- Given request
Transcribe the listing in full, excluding any pictures.

════

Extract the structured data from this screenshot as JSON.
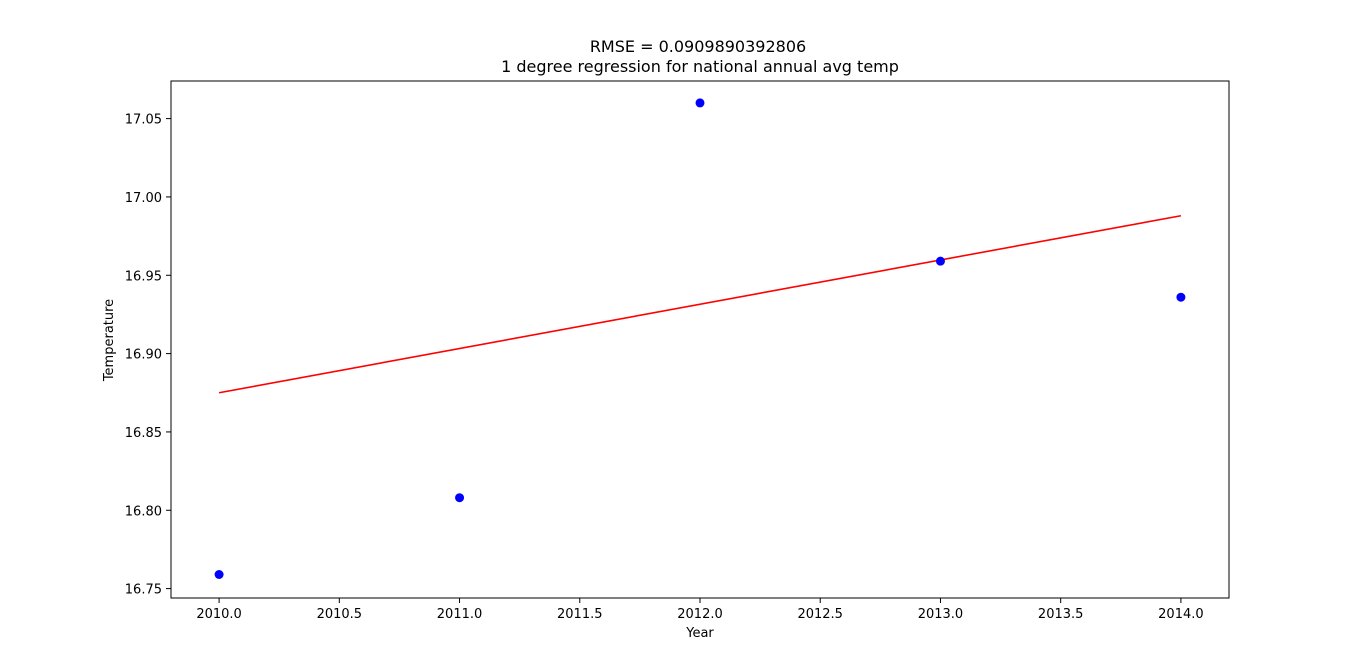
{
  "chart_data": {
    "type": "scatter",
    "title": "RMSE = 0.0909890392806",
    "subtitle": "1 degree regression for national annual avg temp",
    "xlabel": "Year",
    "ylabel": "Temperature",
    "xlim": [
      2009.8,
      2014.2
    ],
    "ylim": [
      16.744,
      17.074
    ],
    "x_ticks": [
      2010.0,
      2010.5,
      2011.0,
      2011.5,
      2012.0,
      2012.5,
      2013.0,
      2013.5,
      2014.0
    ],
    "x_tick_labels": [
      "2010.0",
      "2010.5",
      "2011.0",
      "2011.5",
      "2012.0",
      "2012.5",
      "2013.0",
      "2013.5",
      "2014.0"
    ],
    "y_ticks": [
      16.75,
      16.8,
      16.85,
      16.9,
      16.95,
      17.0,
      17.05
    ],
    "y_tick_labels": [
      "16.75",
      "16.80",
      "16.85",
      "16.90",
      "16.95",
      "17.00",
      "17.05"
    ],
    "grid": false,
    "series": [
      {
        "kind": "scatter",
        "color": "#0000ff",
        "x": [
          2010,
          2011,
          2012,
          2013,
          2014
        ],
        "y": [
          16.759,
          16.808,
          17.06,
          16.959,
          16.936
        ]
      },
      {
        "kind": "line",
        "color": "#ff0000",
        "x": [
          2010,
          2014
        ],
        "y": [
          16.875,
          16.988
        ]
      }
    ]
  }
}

════

- Response
Extract the structured data from this screenshot as JSON.
{
  "chart_data": {
    "type": "scatter",
    "title": "RMSE = 0.0909890392806",
    "subtitle": "1 degree regression for national annual avg temp",
    "xlabel": "Year",
    "ylabel": "Temperature",
    "xlim": [
      2009.8,
      2014.2
    ],
    "ylim": [
      16.744,
      17.074
    ],
    "x_ticks": [
      2010.0,
      2010.5,
      2011.0,
      2011.5,
      2012.0,
      2012.5,
      2013.0,
      2013.5,
      2014.0
    ],
    "x_tick_labels": [
      "2010.0",
      "2010.5",
      "2011.0",
      "2011.5",
      "2012.0",
      "2012.5",
      "2013.0",
      "2013.5",
      "2014.0"
    ],
    "y_ticks": [
      16.75,
      16.8,
      16.85,
      16.9,
      16.95,
      17.0,
      17.05
    ],
    "y_tick_labels": [
      "16.75",
      "16.80",
      "16.85",
      "16.90",
      "16.95",
      "17.00",
      "17.05"
    ],
    "grid": false,
    "series": [
      {
        "kind": "scatter",
        "color": "#0000ff",
        "x": [
          2010,
          2011,
          2012,
          2013,
          2014
        ],
        "y": [
          16.759,
          16.808,
          17.06,
          16.959,
          16.936
        ]
      },
      {
        "kind": "line",
        "color": "#ff0000",
        "x": [
          2010,
          2014
        ],
        "y": [
          16.875,
          16.988
        ]
      }
    ]
  }
}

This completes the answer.